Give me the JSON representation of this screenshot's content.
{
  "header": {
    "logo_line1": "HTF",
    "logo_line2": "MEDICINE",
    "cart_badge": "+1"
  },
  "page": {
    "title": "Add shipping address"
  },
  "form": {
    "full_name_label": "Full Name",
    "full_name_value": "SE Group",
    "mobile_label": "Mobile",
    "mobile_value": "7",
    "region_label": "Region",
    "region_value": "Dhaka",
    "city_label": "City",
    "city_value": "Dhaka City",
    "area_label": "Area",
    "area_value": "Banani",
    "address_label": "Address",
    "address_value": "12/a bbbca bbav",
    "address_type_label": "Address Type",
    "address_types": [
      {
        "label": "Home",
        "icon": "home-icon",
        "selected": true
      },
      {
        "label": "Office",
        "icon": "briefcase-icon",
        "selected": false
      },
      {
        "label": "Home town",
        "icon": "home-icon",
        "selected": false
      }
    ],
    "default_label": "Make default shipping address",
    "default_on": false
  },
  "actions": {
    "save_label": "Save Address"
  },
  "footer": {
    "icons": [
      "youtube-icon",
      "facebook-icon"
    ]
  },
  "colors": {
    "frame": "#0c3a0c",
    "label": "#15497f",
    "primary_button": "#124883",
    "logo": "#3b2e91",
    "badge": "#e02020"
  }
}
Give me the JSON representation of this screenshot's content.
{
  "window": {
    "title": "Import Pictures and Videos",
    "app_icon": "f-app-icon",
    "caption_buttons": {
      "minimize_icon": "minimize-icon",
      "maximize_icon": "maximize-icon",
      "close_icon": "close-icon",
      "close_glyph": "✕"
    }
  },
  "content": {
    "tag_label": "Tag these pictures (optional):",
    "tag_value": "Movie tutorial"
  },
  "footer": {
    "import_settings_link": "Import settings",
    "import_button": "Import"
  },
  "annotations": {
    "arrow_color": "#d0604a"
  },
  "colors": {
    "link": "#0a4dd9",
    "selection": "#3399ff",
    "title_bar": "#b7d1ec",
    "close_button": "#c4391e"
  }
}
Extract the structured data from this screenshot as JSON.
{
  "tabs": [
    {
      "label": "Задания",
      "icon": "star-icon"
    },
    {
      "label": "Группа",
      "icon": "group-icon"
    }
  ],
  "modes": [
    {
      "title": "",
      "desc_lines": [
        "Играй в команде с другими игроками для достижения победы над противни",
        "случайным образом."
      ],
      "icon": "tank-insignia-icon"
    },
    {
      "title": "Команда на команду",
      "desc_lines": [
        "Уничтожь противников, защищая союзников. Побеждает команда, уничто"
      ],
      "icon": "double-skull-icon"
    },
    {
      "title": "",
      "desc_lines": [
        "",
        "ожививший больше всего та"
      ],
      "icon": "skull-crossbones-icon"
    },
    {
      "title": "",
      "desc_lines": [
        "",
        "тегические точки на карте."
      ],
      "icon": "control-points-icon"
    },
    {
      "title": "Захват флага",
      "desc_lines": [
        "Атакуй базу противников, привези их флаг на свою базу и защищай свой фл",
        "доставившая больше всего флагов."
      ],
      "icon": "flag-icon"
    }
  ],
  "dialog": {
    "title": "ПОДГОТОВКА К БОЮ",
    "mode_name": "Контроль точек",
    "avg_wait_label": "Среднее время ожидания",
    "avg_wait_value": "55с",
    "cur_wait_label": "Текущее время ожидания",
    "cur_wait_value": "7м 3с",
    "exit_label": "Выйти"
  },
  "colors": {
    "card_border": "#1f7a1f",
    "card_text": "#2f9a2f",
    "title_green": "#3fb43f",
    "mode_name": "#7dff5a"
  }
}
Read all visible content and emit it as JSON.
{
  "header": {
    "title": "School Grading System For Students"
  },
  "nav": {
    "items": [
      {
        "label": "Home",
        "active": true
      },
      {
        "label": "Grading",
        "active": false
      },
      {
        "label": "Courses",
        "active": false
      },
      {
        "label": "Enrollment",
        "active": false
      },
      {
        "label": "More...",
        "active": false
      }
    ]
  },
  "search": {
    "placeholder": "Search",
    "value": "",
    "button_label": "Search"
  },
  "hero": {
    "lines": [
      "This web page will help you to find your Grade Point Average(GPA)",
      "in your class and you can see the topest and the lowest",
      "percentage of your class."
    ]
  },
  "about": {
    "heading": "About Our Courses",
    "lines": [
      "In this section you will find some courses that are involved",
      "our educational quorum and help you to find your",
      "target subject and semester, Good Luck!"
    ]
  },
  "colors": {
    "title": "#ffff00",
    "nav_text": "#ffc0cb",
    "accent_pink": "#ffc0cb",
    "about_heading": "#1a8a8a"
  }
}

- - - - - - -

- **Task goal**
Restate the data above word for word.

- **Reply to the task**
Give me the JSON representation of this screenshot's content.
{
  "header": {
    "logo_line1": "HTF",
    "logo_line2": "MEDICINE",
    "cart_badge": "+1"
  },
  "page": {
    "title": "Add shipping address"
  },
  "form": {
    "full_name_label": "Full Name",
    "full_name_value": "SE Group",
    "mobile_label": "Mobile",
    "mobile_value": "7",
    "region_label": "Region",
    "region_value": "Dhaka",
    "city_label": "City",
    "city_value": "Dhaka City",
    "area_label": "Area",
    "area_value": "Banani",
    "address_label": "Address",
    "address_value": "12/a bbbca bbav",
    "address_type_label": "Address Type",
    "address_types": [
      {
        "label": "Home",
        "icon": "home-icon",
        "selected": true
      },
      {
        "label": "Office",
        "icon": "briefcase-icon",
        "selected": false
      },
      {
        "label": "Home town",
        "icon": "home-icon",
        "selected": false
      }
    ],
    "default_label": "Make default shipping address",
    "default_on": false
  },
  "actions": {
    "save_label": "Save Address"
  },
  "footer": {
    "icons": [
      "youtube-icon",
      "facebook-icon"
    ]
  },
  "colors": {
    "frame": "#0c3a0c",
    "label": "#15497f",
    "primary_button": "#124883",
    "logo": "#3b2e91",
    "badge": "#e02020"
  }
}
Give me the JSON representation of this screenshot's content.
{
  "window": {
    "title": "Import Pictures and Videos",
    "app_icon": "f-app-icon",
    "caption_buttons": {
      "minimize_icon": "minimize-icon",
      "maximize_icon": "maximize-icon",
      "close_icon": "close-icon",
      "close_glyph": "✕"
    }
  },
  "content": {
    "tag_label": "Tag these pictures (optional):",
    "tag_value": "Movie tutorial"
  },
  "footer": {
    "import_settings_link": "Import settings",
    "import_button": "Import"
  },
  "annotations": {
    "arrow_color": "#d0604a"
  },
  "colors": {
    "link": "#0a4dd9",
    "selection": "#3399ff",
    "title_bar": "#b7d1ec",
    "close_button": "#c4391e"
  }
}
Extract the structured data from this screenshot as JSON.
{
  "tabs": [
    {
      "label": "Задания",
      "icon": "star-icon"
    },
    {
      "label": "Группа",
      "icon": "group-icon"
    }
  ],
  "modes": [
    {
      "title": "",
      "desc_lines": [
        "Играй в команде с другими игроками для достижения победы над противни",
        "случайным образом."
      ],
      "icon": "tank-insignia-icon"
    },
    {
      "title": "Команда на команду",
      "desc_lines": [
        "Уничтожь противников, защищая союзников. Побеждает команда, уничто"
      ],
      "icon": "double-skull-icon"
    },
    {
      "title": "",
      "desc_lines": [
        "",
        "ожививший больше всего та"
      ],
      "icon": "skull-crossbones-icon"
    },
    {
      "title": "",
      "desc_lines": [
        "",
        "тегические точки на карте."
      ],
      "icon": "control-points-icon"
    },
    {
      "title": "Захват флага",
      "desc_lines": [
        "Атакуй базу противников, привези их флаг на свою базу и защищай свой фл",
        "доставившая больше всего флагов."
      ],
      "icon": "flag-icon"
    }
  ],
  "dialog": {
    "title": "ПОДГОТОВКА К БОЮ",
    "mode_name": "Контроль точек",
    "avg_wait_label": "Среднее время ожидания",
    "avg_wait_value": "55с",
    "cur_wait_label": "Текущее время ожидания",
    "cur_wait_value": "7м 3с",
    "exit_label": "Выйти"
  },
  "colors": {
    "card_border": "#1f7a1f",
    "card_text": "#2f9a2f",
    "title_green": "#3fb43f",
    "mode_name": "#7dff5a"
  }
}
Read all visible content and emit it as JSON.
{
  "header": {
    "title": "School Grading System For Students"
  },
  "nav": {
    "items": [
      {
        "label": "Home",
        "active": true
      },
      {
        "label": "Grading",
        "active": false
      },
      {
        "label": "Courses",
        "active": false
      },
      {
        "label": "Enrollment",
        "active": false
      },
      {
        "label": "More...",
        "active": false
      }
    ]
  },
  "search": {
    "placeholder": "Search",
    "value": "",
    "button_label": "Search"
  },
  "hero": {
    "lines": [
      "This web page will help you to find your Grade Point Average(GPA)",
      "in your class and you can see the topest and the lowest",
      "percentage of your class."
    ]
  },
  "about": {
    "heading": "About Our Courses",
    "lines": [
      "In this section you will find some courses that are involved",
      "our educational quorum and help you to find your",
      "target subject and semester, Good Luck!"
    ]
  },
  "colors": {
    "title": "#ffff00",
    "nav_text": "#ffc0cb",
    "accent_pink": "#ffc0cb",
    "about_heading": "#1a8a8a"
  }
}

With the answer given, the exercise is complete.